> [STATED PROBLEM] From the listing, collect all lines containing the word "icon".

> [AVAILABLE RECORDS]
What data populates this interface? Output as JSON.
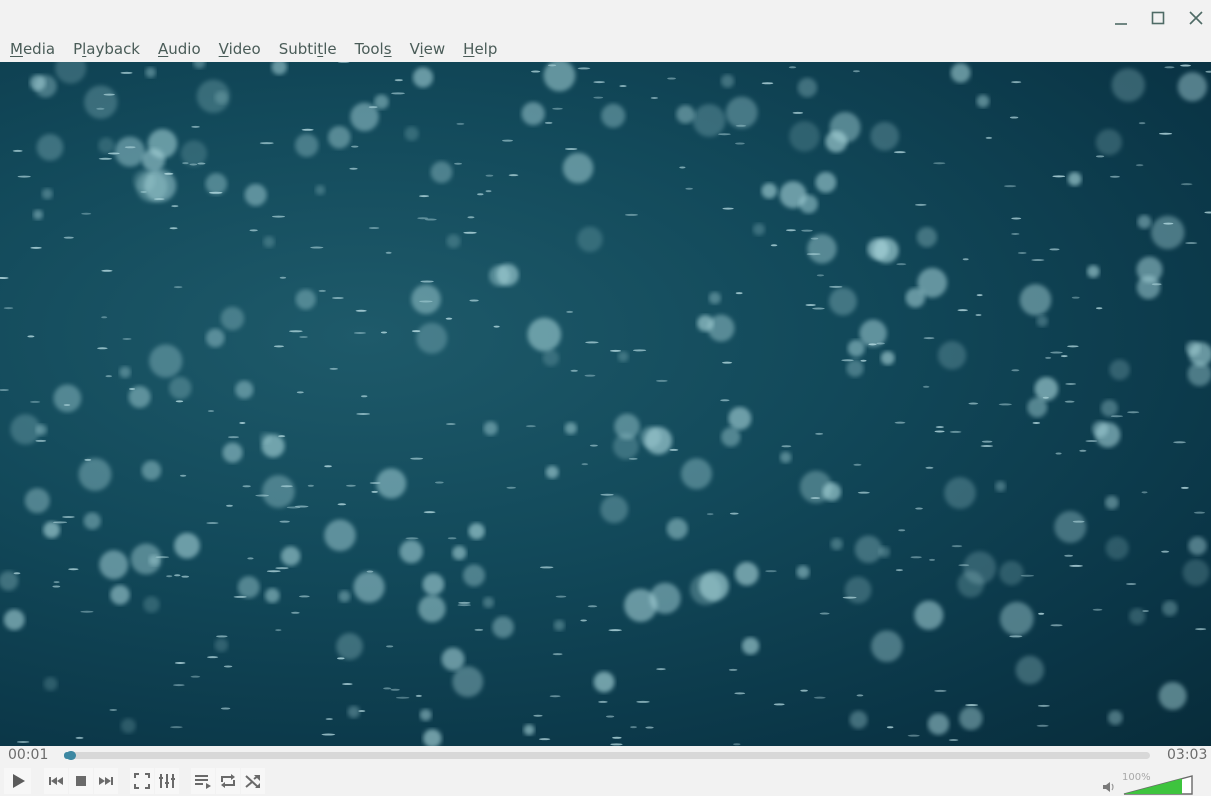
{
  "window": {
    "buttons": [
      "minimize",
      "maximize",
      "close"
    ]
  },
  "menu": [
    {
      "label": "Media",
      "accel": "M",
      "rest": "edia",
      "pre": ""
    },
    {
      "label": "Playback",
      "pre": "P",
      "accel": "l",
      "rest": "ayback"
    },
    {
      "label": "Audio",
      "pre": "",
      "accel": "A",
      "rest": "udio"
    },
    {
      "label": "Video",
      "pre": "",
      "accel": "V",
      "rest": "ideo"
    },
    {
      "label": "Subtitle",
      "pre": "Subti",
      "accel": "t",
      "rest": "le"
    },
    {
      "label": "Tools",
      "pre": "Tool",
      "accel": "s",
      "rest": ""
    },
    {
      "label": "View",
      "pre": "V",
      "accel": "i",
      "rest": "ew"
    },
    {
      "label": "Help",
      "pre": "",
      "accel": "H",
      "rest": "elp"
    }
  ],
  "player": {
    "elapsed": "00:01",
    "total": "03:03",
    "progress_fraction": 0.005,
    "volume_label": "100%",
    "volume_fraction": 1.0,
    "accent_color": "#3d88a2",
    "volume_color": "#3ec43e"
  },
  "controls": {
    "play": "play-icon",
    "previous": "skip-previous-icon",
    "stop": "stop-icon",
    "next": "skip-next-icon",
    "fullscreen": "fullscreen-icon",
    "extended": "equalizer-icon",
    "playlist": "playlist-icon",
    "loop": "loop-icon",
    "shuffle": "shuffle-icon",
    "mute": "speaker-icon"
  }
}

> [SOLUTION]
    "play": "play-icon",
    "previous": "skip-previous-icon",
    "stop": "stop-icon",
    "next": "skip-next-icon",
    "fullscreen": "fullscreen-icon",
    "extended": "equalizer-icon",
    "playlist": "playlist-icon",
    "loop": "loop-icon",
    "shuffle": "shuffle-icon",
    "mute": "speaker-icon"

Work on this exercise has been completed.